___ Input

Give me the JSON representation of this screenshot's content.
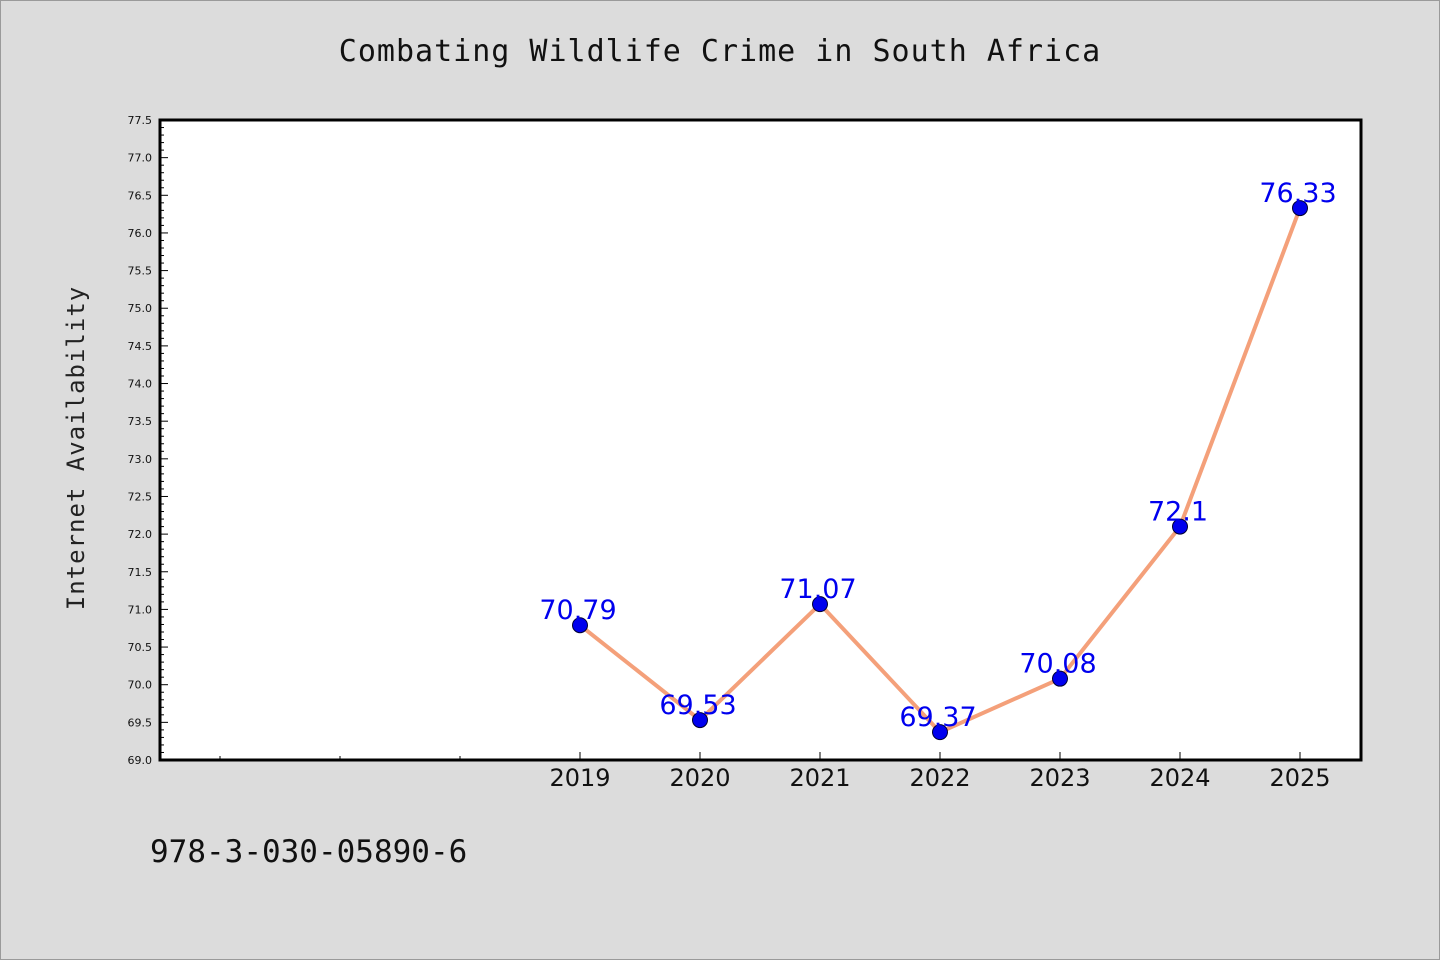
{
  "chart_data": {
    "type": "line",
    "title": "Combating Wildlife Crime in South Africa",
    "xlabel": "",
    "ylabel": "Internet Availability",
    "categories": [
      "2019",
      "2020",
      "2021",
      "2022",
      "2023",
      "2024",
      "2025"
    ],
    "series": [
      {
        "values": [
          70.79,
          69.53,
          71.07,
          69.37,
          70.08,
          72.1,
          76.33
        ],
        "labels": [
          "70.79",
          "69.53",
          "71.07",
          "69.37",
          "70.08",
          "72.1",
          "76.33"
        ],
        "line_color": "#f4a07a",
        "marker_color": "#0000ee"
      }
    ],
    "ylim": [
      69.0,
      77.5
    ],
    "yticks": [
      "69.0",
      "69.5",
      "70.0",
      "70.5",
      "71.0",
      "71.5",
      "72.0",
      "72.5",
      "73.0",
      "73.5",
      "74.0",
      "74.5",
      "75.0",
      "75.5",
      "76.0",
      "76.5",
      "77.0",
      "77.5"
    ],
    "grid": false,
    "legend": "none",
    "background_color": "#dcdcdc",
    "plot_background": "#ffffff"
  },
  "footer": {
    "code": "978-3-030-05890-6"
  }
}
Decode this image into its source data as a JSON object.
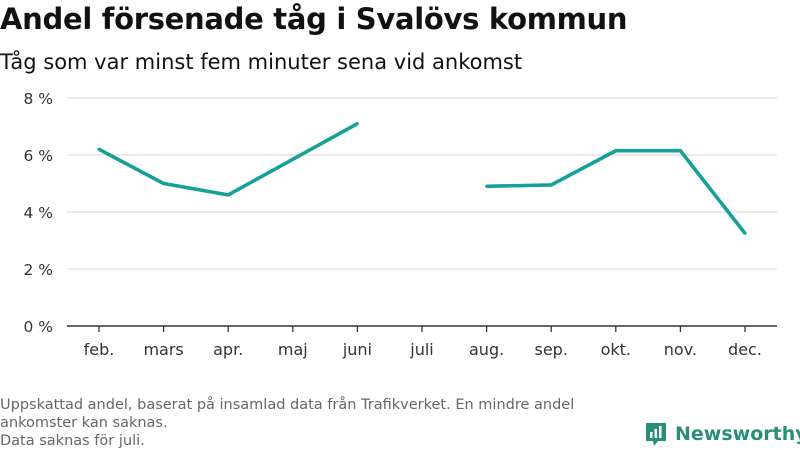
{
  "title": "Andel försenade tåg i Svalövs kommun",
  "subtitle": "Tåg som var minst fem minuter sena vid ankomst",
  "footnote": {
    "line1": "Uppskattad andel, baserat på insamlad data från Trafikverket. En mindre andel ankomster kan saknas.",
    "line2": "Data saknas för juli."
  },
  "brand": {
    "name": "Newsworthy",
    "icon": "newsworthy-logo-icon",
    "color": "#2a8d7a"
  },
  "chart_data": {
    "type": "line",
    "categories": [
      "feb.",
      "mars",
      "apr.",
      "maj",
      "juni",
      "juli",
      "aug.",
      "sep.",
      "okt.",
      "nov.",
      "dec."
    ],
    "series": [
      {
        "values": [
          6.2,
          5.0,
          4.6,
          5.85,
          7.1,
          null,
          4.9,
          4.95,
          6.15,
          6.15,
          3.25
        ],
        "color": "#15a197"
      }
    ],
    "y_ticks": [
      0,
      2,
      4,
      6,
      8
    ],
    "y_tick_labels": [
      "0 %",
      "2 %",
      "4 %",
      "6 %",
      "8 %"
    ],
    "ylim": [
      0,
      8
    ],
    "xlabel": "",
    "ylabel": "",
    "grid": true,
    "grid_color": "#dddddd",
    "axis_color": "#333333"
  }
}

______

_What the exercise asks_
Transcribe every entry word for word, but skip the pictures.

_Written solution_
Give me the JSON representation of this screenshot's content.
{
  "chart_data": {
    "type": "line",
    "title": "Combating Wildlife Crime in South Africa",
    "xlabel": "",
    "ylabel": "Internet Availability",
    "categories": [
      "2019",
      "2020",
      "2021",
      "2022",
      "2023",
      "2024",
      "2025"
    ],
    "series": [
      {
        "values": [
          70.79,
          69.53,
          71.07,
          69.37,
          70.08,
          72.1,
          76.33
        ],
        "labels": [
          "70.79",
          "69.53",
          "71.07",
          "69.37",
          "70.08",
          "72.1",
          "76.33"
        ],
        "line_color": "#f4a07a",
        "marker_color": "#0000ee"
      }
    ],
    "ylim": [
      69.0,
      77.5
    ],
    "yticks": [
      "69.0",
      "69.5",
      "70.0",
      "70.5",
      "71.0",
      "71.5",
      "72.0",
      "72.5",
      "73.0",
      "73.5",
      "74.0",
      "74.5",
      "75.0",
      "75.5",
      "76.0",
      "76.5",
      "77.0",
      "77.5"
    ],
    "grid": false,
    "legend": "none",
    "background_color": "#dcdcdc",
    "plot_background": "#ffffff"
  },
  "footer": {
    "code": "978-3-030-05890-6"
  }
}
Decode this image into its source data as a JSON object.
{
  "title": "Andel försenade tåg i Svalövs kommun",
  "subtitle": "Tåg som var minst fem minuter sena vid ankomst",
  "footnote": {
    "line1": "Uppskattad andel, baserat på insamlad data från Trafikverket. En mindre andel ankomster kan saknas.",
    "line2": "Data saknas för juli."
  },
  "brand": {
    "name": "Newsworthy",
    "icon": "newsworthy-logo-icon",
    "color": "#2a8d7a"
  },
  "chart_data": {
    "type": "line",
    "categories": [
      "feb.",
      "mars",
      "apr.",
      "maj",
      "juni",
      "juli",
      "aug.",
      "sep.",
      "okt.",
      "nov.",
      "dec."
    ],
    "series": [
      {
        "values": [
          6.2,
          5.0,
          4.6,
          5.85,
          7.1,
          null,
          4.9,
          4.95,
          6.15,
          6.15,
          3.25
        ],
        "color": "#15a197"
      }
    ],
    "y_ticks": [
      0,
      2,
      4,
      6,
      8
    ],
    "y_tick_labels": [
      "0 %",
      "2 %",
      "4 %",
      "6 %",
      "8 %"
    ],
    "ylim": [
      0,
      8
    ],
    "xlabel": "",
    "ylabel": "",
    "grid": true,
    "grid_color": "#dddddd",
    "axis_color": "#333333"
  }
}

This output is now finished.